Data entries
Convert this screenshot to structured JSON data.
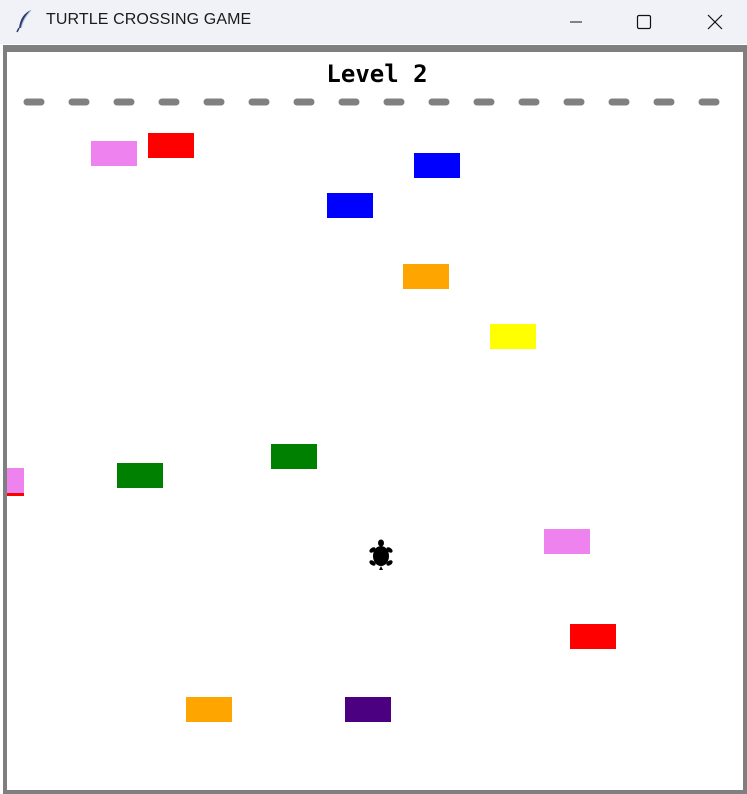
{
  "window": {
    "title": "TURTLE CROSSING GAME",
    "icon": "feather-icon",
    "controls": [
      "minimize-icon",
      "maximize-icon",
      "close-icon"
    ]
  },
  "game": {
    "level_text": "Level 2",
    "finish_line": {
      "style": "dashed",
      "color": "#808080"
    },
    "player": {
      "icon": "turtle-icon",
      "color": "#000000"
    },
    "cars": [
      {
        "color": "#ee82ee"
      },
      {
        "color": "#ff0000"
      },
      {
        "color": "#0000ff"
      },
      {
        "color": "#0000ff"
      },
      {
        "color": "#ffa500"
      },
      {
        "color": "#ffff00"
      },
      {
        "color": "#ee82ee"
      },
      {
        "color": "#ff0000"
      },
      {
        "color": "#008000"
      },
      {
        "color": "#008000"
      },
      {
        "color": "#ee82ee"
      },
      {
        "color": "#ff0000"
      },
      {
        "color": "#ffa500"
      },
      {
        "color": "#4b0082"
      }
    ]
  }
}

◆ WHAT YOU WILL DO: Write out the entries above word for word. Do not include the pictures.

◆ EXERCISE RESPONSE:
Convert this screenshot to structured JSON data.
{
  "window": {
    "title": "TURTLE CROSSING GAME",
    "icon": "feather-icon",
    "controls": [
      "minimize-icon",
      "maximize-icon",
      "close-icon"
    ]
  },
  "game": {
    "level_text": "Level 2",
    "finish_line": {
      "style": "dashed",
      "color": "#808080"
    },
    "player": {
      "icon": "turtle-icon",
      "color": "#000000"
    },
    "cars": [
      {
        "color": "#ee82ee"
      },
      {
        "color": "#ff0000"
      },
      {
        "color": "#0000ff"
      },
      {
        "color": "#0000ff"
      },
      {
        "color": "#ffa500"
      },
      {
        "color": "#ffff00"
      },
      {
        "color": "#ee82ee"
      },
      {
        "color": "#ff0000"
      },
      {
        "color": "#008000"
      },
      {
        "color": "#008000"
      },
      {
        "color": "#ee82ee"
      },
      {
        "color": "#ff0000"
      },
      {
        "color": "#ffa500"
      },
      {
        "color": "#4b0082"
      }
    ]
  }
}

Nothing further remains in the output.